Collection entries:
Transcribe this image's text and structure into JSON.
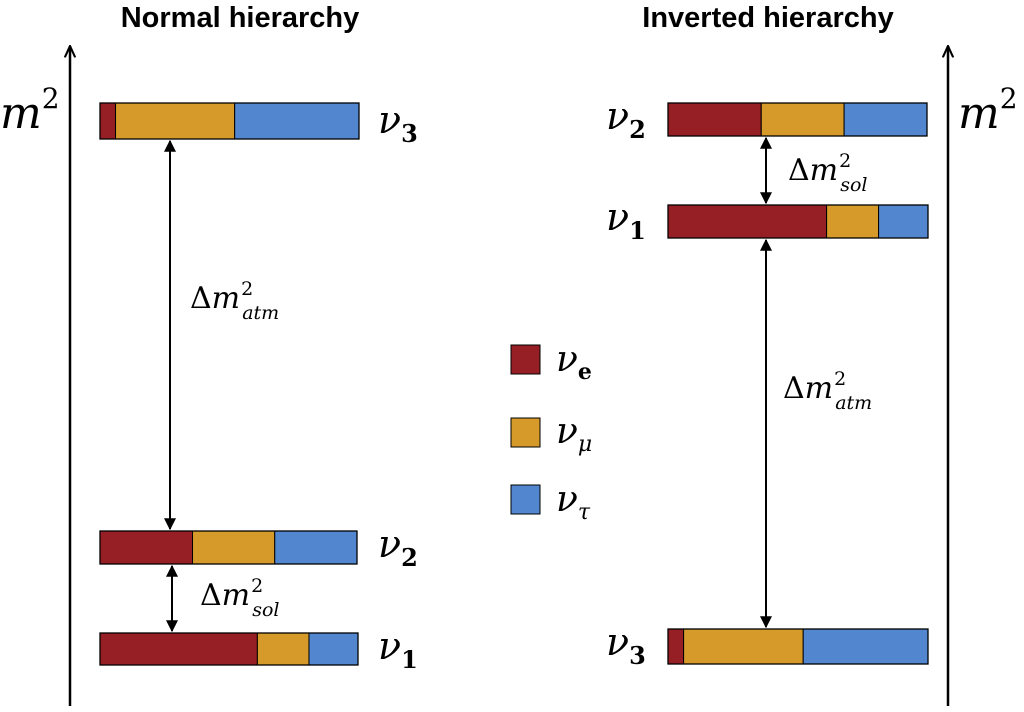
{
  "colors": {
    "nu_e": "#951f24",
    "nu_mu": "#d59a2a",
    "nu_tau": "#5287cf"
  },
  "normal": {
    "title": "Normal hierarchy",
    "axis": {
      "base": "m",
      "exp": "2"
    },
    "states": [
      {
        "sym": "ν",
        "sub": "3",
        "fractions": [
          0.06,
          0.46,
          0.48
        ]
      },
      {
        "sym": "ν",
        "sub": "2",
        "fractions": [
          0.36,
          0.32,
          0.32
        ]
      },
      {
        "sym": "ν",
        "sub": "1",
        "fractions": [
          0.61,
          0.2,
          0.19
        ]
      }
    ],
    "gaps": [
      {
        "delta": "Δ",
        "m": "m",
        "sup": "2",
        "sub": "atm"
      },
      {
        "delta": "Δ",
        "m": "m",
        "sup": "2",
        "sub": "sol"
      }
    ]
  },
  "inverted": {
    "title": "Inverted hierarchy",
    "axis": {
      "base": "m",
      "exp": "2"
    },
    "states": [
      {
        "sym": "ν",
        "sub": "2",
        "fractions": [
          0.36,
          0.32,
          0.32
        ]
      },
      {
        "sym": "ν",
        "sub": "1",
        "fractions": [
          0.61,
          0.2,
          0.19
        ]
      },
      {
        "sym": "ν",
        "sub": "3",
        "fractions": [
          0.06,
          0.46,
          0.48
        ]
      }
    ],
    "gaps": [
      {
        "delta": "Δ",
        "m": "m",
        "sup": "2",
        "sub": "sol"
      },
      {
        "delta": "Δ",
        "m": "m",
        "sup": "2",
        "sub": "atm"
      }
    ]
  },
  "legend": [
    {
      "sym": "ν",
      "sub": "e",
      "color_key": "nu_e"
    },
    {
      "sym": "ν",
      "sub": "μ",
      "color_key": "nu_mu"
    },
    {
      "sym": "ν",
      "sub": "τ",
      "color_key": "nu_tau"
    }
  ]
}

-- Exercise objective --
Using the entries above, state how many lines include the word "title", with no other words.

-- Output --
2